╭─ EXERCISE MATERIALS

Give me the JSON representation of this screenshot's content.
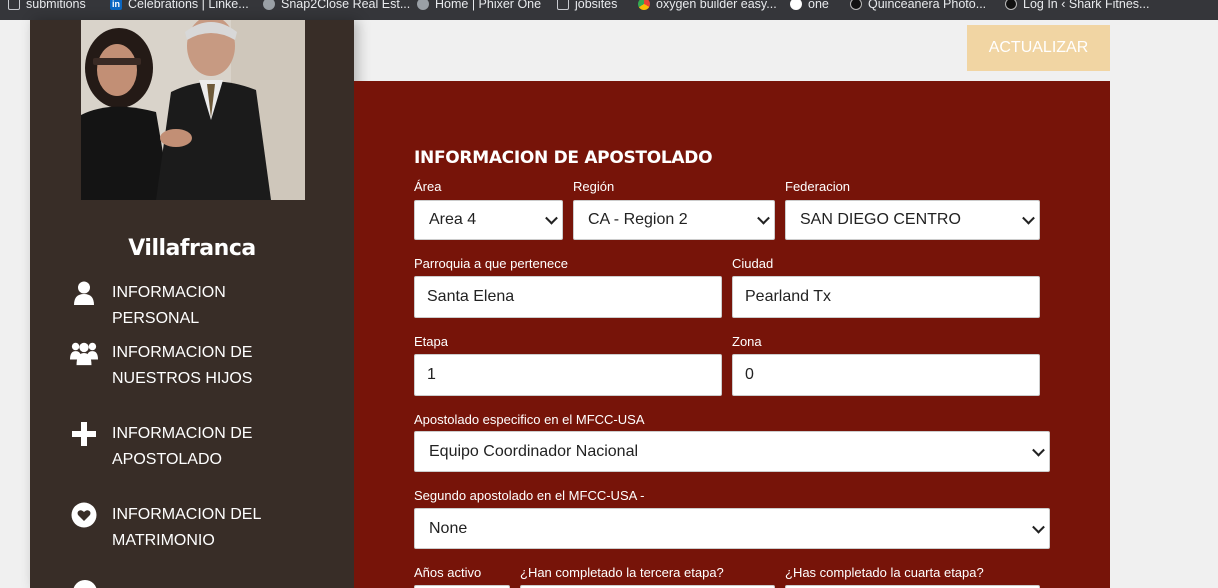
{
  "bookmarks": [
    {
      "label": "submitions",
      "icon": "page-icon"
    },
    {
      "label": "Celebrations | Linke...",
      "icon": "linkedin-icon"
    },
    {
      "label": "Snap2Close Real Est...",
      "icon": "globe-icon"
    },
    {
      "label": "Home | Phixer One",
      "icon": "globe-icon"
    },
    {
      "label": "jobsites",
      "icon": "page-icon"
    },
    {
      "label": "oxygen builder easy...",
      "icon": "chrome-icon"
    },
    {
      "label": "one",
      "icon": "info-icon"
    },
    {
      "label": "Quinceanera Photo...",
      "icon": "site-icon"
    },
    {
      "label": "Log In ‹ Shark Fitnes...",
      "icon": "site-icon"
    }
  ],
  "sidebar": {
    "name": "Villafranca",
    "items": [
      {
        "label": "INFORMACION PERSONAL",
        "icon": "user-icon"
      },
      {
        "label": "INFORMACION DE NUESTROS HIJOS",
        "icon": "users-icon"
      },
      {
        "label": "INFORMACION DE APOSTOLADO",
        "icon": "plus-icon"
      },
      {
        "label": "INFORMACION DEL MATRIMONIO",
        "icon": "heart-icon"
      }
    ]
  },
  "toolbar": {
    "update_label": "ACTUALIZAR"
  },
  "form": {
    "title": "INFORMACION DE APOSTOLADO",
    "area": {
      "label": "Área",
      "value": "Area 4"
    },
    "region": {
      "label": "Región",
      "value": "CA - Region 2"
    },
    "federacion": {
      "label": "Federacion",
      "value": "SAN DIEGO CENTRO"
    },
    "parroquia": {
      "label": "Parroquia a que pertenece",
      "value": "Santa Elena"
    },
    "ciudad": {
      "label": "Ciudad",
      "value": "Pearland Tx"
    },
    "etapa": {
      "label": "Etapa",
      "value": "1"
    },
    "zona": {
      "label": "Zona",
      "value": "0"
    },
    "apostolado": {
      "label": "Apostolado especifico en el MFCC-USA",
      "value": "Equipo Coordinador Nacional"
    },
    "segundo": {
      "label": "Segundo apostolado en el MFCC-USA -",
      "value": "None"
    },
    "anos": {
      "label": "Años activo"
    },
    "tercera": {
      "label": "¿Han completado la tercera etapa?"
    },
    "cuarta": {
      "label": "¿Has completado la cuarta etapa?"
    }
  },
  "colors": {
    "sidebar": "#382d27",
    "panel": "#771409",
    "button": "#f1d5a3"
  }
}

╰─

TASK TO COMPLETE → Produce an exact copy of each line of data, skipping embedded images.

TASK SOLUTION →
Give me the JSON representation of this screenshot's content.
{
  "bookmarks": [
    {
      "label": "submitions",
      "icon": "page-icon"
    },
    {
      "label": "Celebrations | Linke...",
      "icon": "linkedin-icon"
    },
    {
      "label": "Snap2Close Real Est...",
      "icon": "globe-icon"
    },
    {
      "label": "Home | Phixer One",
      "icon": "globe-icon"
    },
    {
      "label": "jobsites",
      "icon": "page-icon"
    },
    {
      "label": "oxygen builder easy...",
      "icon": "chrome-icon"
    },
    {
      "label": "one",
      "icon": "info-icon"
    },
    {
      "label": "Quinceanera Photo...",
      "icon": "site-icon"
    },
    {
      "label": "Log In ‹ Shark Fitnes...",
      "icon": "site-icon"
    }
  ],
  "sidebar": {
    "name": "Villafranca",
    "items": [
      {
        "label": "INFORMACION PERSONAL",
        "icon": "user-icon"
      },
      {
        "label": "INFORMACION DE NUESTROS HIJOS",
        "icon": "users-icon"
      },
      {
        "label": "INFORMACION DE APOSTOLADO",
        "icon": "plus-icon"
      },
      {
        "label": "INFORMACION DEL MATRIMONIO",
        "icon": "heart-icon"
      }
    ]
  },
  "toolbar": {
    "update_label": "ACTUALIZAR"
  },
  "form": {
    "title": "INFORMACION DE APOSTOLADO",
    "area": {
      "label": "Área",
      "value": "Area 4"
    },
    "region": {
      "label": "Región",
      "value": "CA - Region 2"
    },
    "federacion": {
      "label": "Federacion",
      "value": "SAN DIEGO CENTRO"
    },
    "parroquia": {
      "label": "Parroquia a que pertenece",
      "value": "Santa Elena"
    },
    "ciudad": {
      "label": "Ciudad",
      "value": "Pearland Tx"
    },
    "etapa": {
      "label": "Etapa",
      "value": "1"
    },
    "zona": {
      "label": "Zona",
      "value": "0"
    },
    "apostolado": {
      "label": "Apostolado especifico en el MFCC-USA",
      "value": "Equipo Coordinador Nacional"
    },
    "segundo": {
      "label": "Segundo apostolado en el MFCC-USA -",
      "value": "None"
    },
    "anos": {
      "label": "Años activo"
    },
    "tercera": {
      "label": "¿Han completado la tercera etapa?"
    },
    "cuarta": {
      "label": "¿Has completado la cuarta etapa?"
    }
  },
  "colors": {
    "sidebar": "#382d27",
    "panel": "#771409",
    "button": "#f1d5a3"
  }
}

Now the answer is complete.